_DIRECTIONS FOR THIS TASK_
Select every line below containing the word "Speculation".

(Figure record extracts)
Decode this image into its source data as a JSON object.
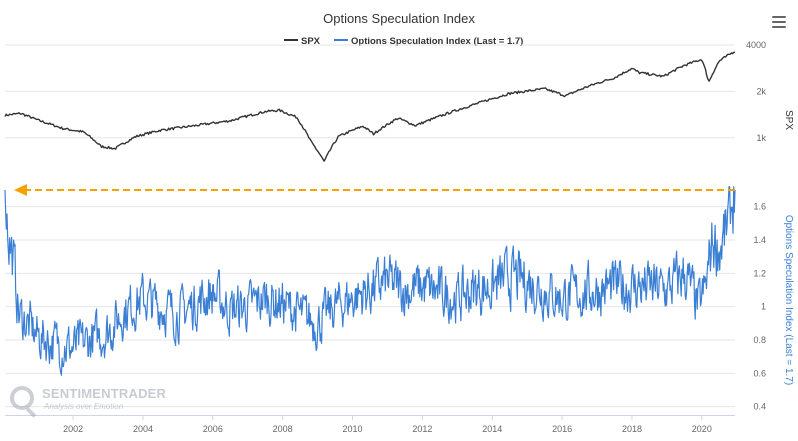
{
  "title": "Options Speculation Index",
  "legend": [
    {
      "name": "SPX",
      "color": "#333333"
    },
    {
      "name": "Options Speculation Index (Last = 1.7)",
      "color": "#3a7fd4"
    }
  ],
  "watermark": {
    "name": "SENTIMENTRADER",
    "tagline": "Analysis over Emotion"
  },
  "menu_icon": "hamburger-menu-icon",
  "reference_line_color": "#f5a200",
  "chart_data": [
    {
      "type": "line",
      "title": "Options Speculation Index",
      "series": [
        {
          "name": "SPX",
          "color": "#333333"
        }
      ],
      "ylabel": "SPX",
      "yscale": "log",
      "ylim": [
        600,
        4000
      ],
      "yticks": [
        {
          "v": 1000,
          "label": "1k"
        },
        {
          "v": 2000,
          "label": "2k"
        },
        {
          "v": 4000,
          "label": "4000"
        }
      ],
      "xlim": [
        2000.05,
        2020.95
      ],
      "x": [
        2000.05,
        2000.5,
        2001.0,
        2001.7,
        2002.3,
        2002.8,
        2003.2,
        2003.8,
        2004.5,
        2005.5,
        2006.5,
        2007.5,
        2007.9,
        2008.4,
        2008.8,
        2009.19,
        2009.6,
        2010.3,
        2010.6,
        2011.3,
        2011.8,
        2012.5,
        2013.5,
        2014.5,
        2015.5,
        2016.1,
        2016.8,
        2017.5,
        2018.0,
        2018.2,
        2018.9,
        2019.5,
        2020.0,
        2020.2,
        2020.5,
        2020.95
      ],
      "y": [
        1400,
        1440,
        1300,
        1150,
        1090,
        880,
        850,
        1020,
        1120,
        1200,
        1290,
        1480,
        1510,
        1360,
        950,
        700,
        1020,
        1190,
        1060,
        1340,
        1200,
        1380,
        1650,
        1940,
        2080,
        1870,
        2180,
        2450,
        2820,
        2650,
        2500,
        2950,
        3230,
        2300,
        3150,
        3650
      ]
    },
    {
      "type": "line",
      "title": "Options Speculation Index",
      "series": [
        {
          "name": "Options Speculation Index (Last = 1.7)",
          "color": "#3a7fd4"
        }
      ],
      "ylabel": "Options Speculation Index (Last = 1.7)",
      "ylim": [
        0.35,
        1.82
      ],
      "yticks": [
        0.4,
        0.6,
        0.8,
        1,
        1.2,
        1.4,
        1.6
      ],
      "reference_line": {
        "value": 1.7
      },
      "xticks": [
        2002,
        2004,
        2006,
        2008,
        2010,
        2012,
        2014,
        2016,
        2018,
        2020
      ],
      "xlim": [
        2000.05,
        2020.95
      ],
      "x": [
        2000.05,
        2000.15,
        2000.3,
        2000.45,
        2000.6,
        2001.0,
        2001.5,
        2002.0,
        2002.5,
        2003.0,
        2003.5,
        2004.0,
        2004.5,
        2005.0,
        2005.5,
        2006.0,
        2006.5,
        2007.0,
        2007.5,
        2008.0,
        2008.5,
        2009.0,
        2009.5,
        2010.0,
        2010.5,
        2011.0,
        2011.5,
        2012.0,
        2012.5,
        2013.0,
        2013.5,
        2014.0,
        2014.5,
        2015.0,
        2015.5,
        2016.0,
        2016.5,
        2017.0,
        2017.5,
        2018.0,
        2018.5,
        2019.0,
        2019.5,
        2019.9,
        2020.1,
        2020.3,
        2020.5,
        2020.7,
        2020.95
      ],
      "y": [
        1.7,
        1.45,
        1.25,
        0.95,
        0.92,
        0.82,
        0.78,
        0.75,
        0.8,
        0.85,
        0.98,
        1.05,
        1.0,
        0.95,
        1.02,
        1.08,
        0.98,
        1.0,
        1.05,
        1.02,
        0.95,
        0.9,
        1.0,
        1.05,
        1.1,
        1.15,
        1.1,
        1.12,
        1.08,
        1.05,
        1.1,
        1.12,
        1.18,
        1.15,
        1.1,
        1.05,
        1.08,
        1.1,
        1.12,
        1.12,
        1.12,
        1.1,
        1.2,
        1.0,
        1.1,
        1.4,
        1.35,
        1.45,
        1.7
      ]
    }
  ]
}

_RESPONSE FOR THIS EXERCISE_
  "title": "Options Speculation Index",
      "name": "Options Speculation Index (Last = 1.7)",
      "title": "Options Speculation Index",
      "title": "Options Speculation Index",
          "name": "Options Speculation Index (Last = 1.7)",
      "ylabel": "Options Speculation Index (Last = 1.7)",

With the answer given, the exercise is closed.